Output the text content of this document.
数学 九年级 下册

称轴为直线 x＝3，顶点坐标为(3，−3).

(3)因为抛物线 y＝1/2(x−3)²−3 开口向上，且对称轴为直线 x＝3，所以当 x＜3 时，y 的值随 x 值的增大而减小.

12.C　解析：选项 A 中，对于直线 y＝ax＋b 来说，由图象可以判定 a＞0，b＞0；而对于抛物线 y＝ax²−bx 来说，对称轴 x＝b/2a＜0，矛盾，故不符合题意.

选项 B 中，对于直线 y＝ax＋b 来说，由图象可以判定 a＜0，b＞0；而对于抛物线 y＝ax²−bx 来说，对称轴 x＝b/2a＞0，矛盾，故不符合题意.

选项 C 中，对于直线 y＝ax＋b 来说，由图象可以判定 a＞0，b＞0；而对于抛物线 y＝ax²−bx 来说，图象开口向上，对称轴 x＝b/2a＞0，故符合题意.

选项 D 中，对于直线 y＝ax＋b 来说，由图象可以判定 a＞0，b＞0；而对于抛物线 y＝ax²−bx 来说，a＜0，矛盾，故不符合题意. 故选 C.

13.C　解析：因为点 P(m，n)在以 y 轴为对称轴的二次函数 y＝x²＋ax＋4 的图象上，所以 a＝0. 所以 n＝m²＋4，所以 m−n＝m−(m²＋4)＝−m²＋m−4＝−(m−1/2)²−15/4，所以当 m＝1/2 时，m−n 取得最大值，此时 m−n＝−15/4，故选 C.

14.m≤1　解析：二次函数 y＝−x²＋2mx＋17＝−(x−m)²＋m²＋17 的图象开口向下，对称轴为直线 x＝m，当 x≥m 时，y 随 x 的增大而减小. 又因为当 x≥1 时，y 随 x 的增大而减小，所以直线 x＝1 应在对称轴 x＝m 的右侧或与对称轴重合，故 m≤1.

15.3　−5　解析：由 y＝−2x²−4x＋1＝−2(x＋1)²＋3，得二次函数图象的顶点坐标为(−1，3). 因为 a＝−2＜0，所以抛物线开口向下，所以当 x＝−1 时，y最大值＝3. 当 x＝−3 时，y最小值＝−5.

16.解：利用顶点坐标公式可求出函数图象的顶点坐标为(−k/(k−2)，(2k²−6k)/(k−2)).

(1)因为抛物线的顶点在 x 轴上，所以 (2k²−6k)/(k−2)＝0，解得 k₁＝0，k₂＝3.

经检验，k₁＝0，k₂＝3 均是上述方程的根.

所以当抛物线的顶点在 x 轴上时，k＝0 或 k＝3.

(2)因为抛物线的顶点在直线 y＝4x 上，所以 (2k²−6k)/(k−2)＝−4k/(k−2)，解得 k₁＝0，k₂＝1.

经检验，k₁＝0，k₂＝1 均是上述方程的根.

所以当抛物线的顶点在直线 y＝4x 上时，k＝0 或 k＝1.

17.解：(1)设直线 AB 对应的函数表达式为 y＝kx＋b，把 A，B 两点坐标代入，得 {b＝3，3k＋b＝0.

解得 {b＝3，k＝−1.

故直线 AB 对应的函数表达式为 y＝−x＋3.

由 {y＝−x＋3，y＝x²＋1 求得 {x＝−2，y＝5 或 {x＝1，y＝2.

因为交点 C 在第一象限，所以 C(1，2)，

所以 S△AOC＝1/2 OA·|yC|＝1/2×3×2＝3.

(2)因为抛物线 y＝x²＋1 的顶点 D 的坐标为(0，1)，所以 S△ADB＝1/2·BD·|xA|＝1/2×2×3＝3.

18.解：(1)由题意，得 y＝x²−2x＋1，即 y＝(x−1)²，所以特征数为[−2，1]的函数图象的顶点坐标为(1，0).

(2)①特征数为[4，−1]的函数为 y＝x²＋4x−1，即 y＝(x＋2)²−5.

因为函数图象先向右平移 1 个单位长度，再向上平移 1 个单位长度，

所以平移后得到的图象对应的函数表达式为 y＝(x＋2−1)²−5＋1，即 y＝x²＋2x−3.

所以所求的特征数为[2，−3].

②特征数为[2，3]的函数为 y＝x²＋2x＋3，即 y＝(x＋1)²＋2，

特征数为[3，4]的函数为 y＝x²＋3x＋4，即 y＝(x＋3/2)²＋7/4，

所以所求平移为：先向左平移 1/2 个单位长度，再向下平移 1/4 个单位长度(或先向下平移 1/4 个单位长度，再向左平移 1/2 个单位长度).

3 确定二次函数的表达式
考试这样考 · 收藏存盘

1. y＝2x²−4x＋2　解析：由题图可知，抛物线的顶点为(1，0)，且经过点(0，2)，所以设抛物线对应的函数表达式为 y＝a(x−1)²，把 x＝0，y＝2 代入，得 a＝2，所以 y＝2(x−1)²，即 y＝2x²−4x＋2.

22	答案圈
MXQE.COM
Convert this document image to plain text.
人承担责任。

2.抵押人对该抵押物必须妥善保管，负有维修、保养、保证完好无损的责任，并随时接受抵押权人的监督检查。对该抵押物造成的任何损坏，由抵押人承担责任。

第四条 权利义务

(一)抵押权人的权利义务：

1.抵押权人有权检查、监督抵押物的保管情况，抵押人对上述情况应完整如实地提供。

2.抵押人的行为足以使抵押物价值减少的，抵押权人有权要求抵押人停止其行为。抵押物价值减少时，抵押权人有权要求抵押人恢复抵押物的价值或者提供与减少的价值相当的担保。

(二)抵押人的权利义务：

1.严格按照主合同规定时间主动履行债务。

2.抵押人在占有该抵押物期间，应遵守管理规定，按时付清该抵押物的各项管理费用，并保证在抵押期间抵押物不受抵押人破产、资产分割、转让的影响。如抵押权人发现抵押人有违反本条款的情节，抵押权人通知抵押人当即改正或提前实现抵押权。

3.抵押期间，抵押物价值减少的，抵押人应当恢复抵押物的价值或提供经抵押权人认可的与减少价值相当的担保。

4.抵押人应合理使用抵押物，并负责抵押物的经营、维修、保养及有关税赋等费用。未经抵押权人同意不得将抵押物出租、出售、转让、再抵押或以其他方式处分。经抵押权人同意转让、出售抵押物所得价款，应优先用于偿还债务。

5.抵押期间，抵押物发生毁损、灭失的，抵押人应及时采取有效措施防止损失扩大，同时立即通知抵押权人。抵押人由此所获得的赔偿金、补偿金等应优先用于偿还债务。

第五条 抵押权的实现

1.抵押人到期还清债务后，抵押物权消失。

• • • • •

• Task to carry out
Generate an exact reproduction of all entries.

• Response
Output the text content of this document.
数学 九年级 下册

称轴为直线 x＝3，顶点坐标为(3，−3).

(3)因为抛物线 y＝1/2(x−3)²−3 开口向上，且对称轴为直线 x＝3，所以当 x＜3 时，y 的值随 x 值的增大而减小.

12.C　解析：选项 A 中，对于直线 y＝ax＋b 来说，由图象可以判定 a＞0，b＞0；而对于抛物线 y＝ax²−bx 来说，对称轴 x＝b/2a＜0，矛盾，故不符合题意.

选项 B 中，对于直线 y＝ax＋b 来说，由图象可以判定 a＜0，b＞0；而对于抛物线 y＝ax²−bx 来说，对称轴 x＝b/2a＞0，矛盾，故不符合题意.

选项 C 中，对于直线 y＝ax＋b 来说，由图象可以判定 a＞0，b＞0；而对于抛物线 y＝ax²−bx 来说，图象开口向上，对称轴 x＝b/2a＞0，故符合题意.

选项 D 中，对于直线 y＝ax＋b 来说，由图象可以判定 a＞0，b＞0；而对于抛物线 y＝ax²−bx 来说，a＜0，矛盾，故不符合题意. 故选 C.

13.C　解析：因为点 P(m，n)在以 y 轴为对称轴的二次函数 y＝x²＋ax＋4 的图象上，所以 a＝0. 所以 n＝m²＋4，所以 m−n＝m−(m²＋4)＝−m²＋m−4＝−(m−1/2)²−15/4，所以当 m＝1/2 时，m−n 取得最大值，此时 m−n＝−15/4，故选 C.

14.m≤1　解析：二次函数 y＝−x²＋2mx＋17＝−(x−m)²＋m²＋17 的图象开口向下，对称轴为直线 x＝m，当 x≥m 时，y 随 x 的增大而减小. 又因为当 x≥1 时，y 随 x 的增大而减小，所以直线 x＝1 应在对称轴 x＝m 的右侧或与对称轴重合，故 m≤1.

15.3　−5　解析：由 y＝−2x²−4x＋1＝−2(x＋1)²＋3，得二次函数图象的顶点坐标为(−1，3). 因为 a＝−2＜0，所以抛物线开口向下，所以当 x＝−1 时，y最大值＝3. 当 x＝−3 时，y最小值＝−5.

16.解：利用顶点坐标公式可求出函数图象的顶点坐标为(−k/(k−2)，(2k²−6k)/(k−2)).

(1)因为抛物线的顶点在 x 轴上，所以 (2k²−6k)/(k−2)＝0，解得 k₁＝0，k₂＝3.

经检验，k₁＝0，k₂＝3 均是上述方程的根.

所以当抛物线的顶点在 x 轴上时，k＝0 或 k＝3.

(2)因为抛物线的顶点在直线 y＝4x 上，所以 (2k²−6k)/(k−2)＝−4k/(k−2)，解得 k₁＝0，k₂＝1.

经检验，k₁＝0，k₂＝1 均是上述方程的根.

所以当抛物线的顶点在直线 y＝4x 上时，k＝0 或 k＝1.

17.解：(1)设直线 AB 对应的函数表达式为 y＝kx＋b，把 A，B 两点坐标代入，得 {b＝3，3k＋b＝0.

解得 {b＝3，k＝−1.

故直线 AB 对应的函数表达式为 y＝−x＋3.

由 {y＝−x＋3，y＝x²＋1 求得 {x＝−2，y＝5 或 {x＝1，y＝2.

因为交点 C 在第一象限，所以 C(1，2)，

所以 S△AOC＝1/2 OA·|yC|＝1/2×3×2＝3.

(2)因为抛物线 y＝x²＋1 的顶点 D 的坐标为(0，1)，所以 S△ADB＝1/2·BD·|xA|＝1/2×2×3＝3.

18.解：(1)由题意，得 y＝x²−2x＋1，即 y＝(x−1)²，所以特征数为[−2，1]的函数图象的顶点坐标为(1，0).

(2)①特征数为[4，−1]的函数为 y＝x²＋4x−1，即 y＝(x＋2)²−5.

因为函数图象先向右平移 1 个单位长度，再向上平移 1 个单位长度，

所以平移后得到的图象对应的函数表达式为 y＝(x＋2−1)²−5＋1，即 y＝x²＋2x−3.

所以所求的特征数为[2，−3].

②特征数为[2，3]的函数为 y＝x²＋2x＋3，即 y＝(x＋1)²＋2，

特征数为[3，4]的函数为 y＝x²＋3x＋4，即 y＝(x＋3/2)²＋7/4，

所以所求平移为：先向左平移 1/2 个单位长度，再向下平移 1/4 个单位长度(或先向下平移 1/4 个单位长度，再向左平移 1/2 个单位长度).

3 确定二次函数的表达式
考试这样考 · 收藏存盘

1. y＝2x²−4x＋2　解析：由题图可知，抛物线的顶点为(1，0)，且经过点(0，2)，所以设抛物线对应的函数表达式为 y＝a(x−1)²，把 x＝0，y＝2 代入，得 a＝2，所以 y＝2(x−1)²，即 y＝2x²−4x＋2.

22	答案圈
MXQE.COM
Convert this document image to plain text.
人承担责任。

2.抵押人对该抵押物必须妥善保管，负有维修、保养、保证完好无损的责任，并随时接受抵押权人的监督检查。对该抵押物造成的任何损坏，由抵押人承担责任。

第四条 权利义务

(一)抵押权人的权利义务：

1.抵押权人有权检查、监督抵押物的保管情况，抵押人对上述情况应完整如实地提供。

2.抵押人的行为足以使抵押物价值减少的，抵押权人有权要求抵押人停止其行为。抵押物价值减少时，抵押权人有权要求抵押人恢复抵押物的价值或者提供与减少的价值相当的担保。

(二)抵押人的权利义务：

1.严格按照主合同规定时间主动履行债务。

2.抵押人在占有该抵押物期间，应遵守管理规定，按时付清该抵押物的各项管理费用，并保证在抵押期间抵押物不受抵押人破产、资产分割、转让的影响。如抵押权人发现抵押人有违反本条款的情节，抵押权人通知抵押人当即改正或提前实现抵押权。

3.抵押期间，抵押物价值减少的，抵押人应当恢复抵押物的价值或提供经抵押权人认可的与减少价值相当的担保。

4.抵押人应合理使用抵押物，并负责抵押物的经营、维修、保养及有关税赋等费用。未经抵押权人同意不得将抵押物出租、出售、转让、再抵押或以其他方式处分。经抵押权人同意转让、出售抵押物所得价款，应优先用于偿还债务。

5.抵押期间，抵押物发生毁损、灭失的，抵押人应及时采取有效措施防止损失扩大，同时立即通知抵押权人。抵押人由此所获得的赔偿金、补偿金等应优先用于偿还债务。

第五条 抵押权的实现

1.抵押人到期还清债务后，抵押物权消失。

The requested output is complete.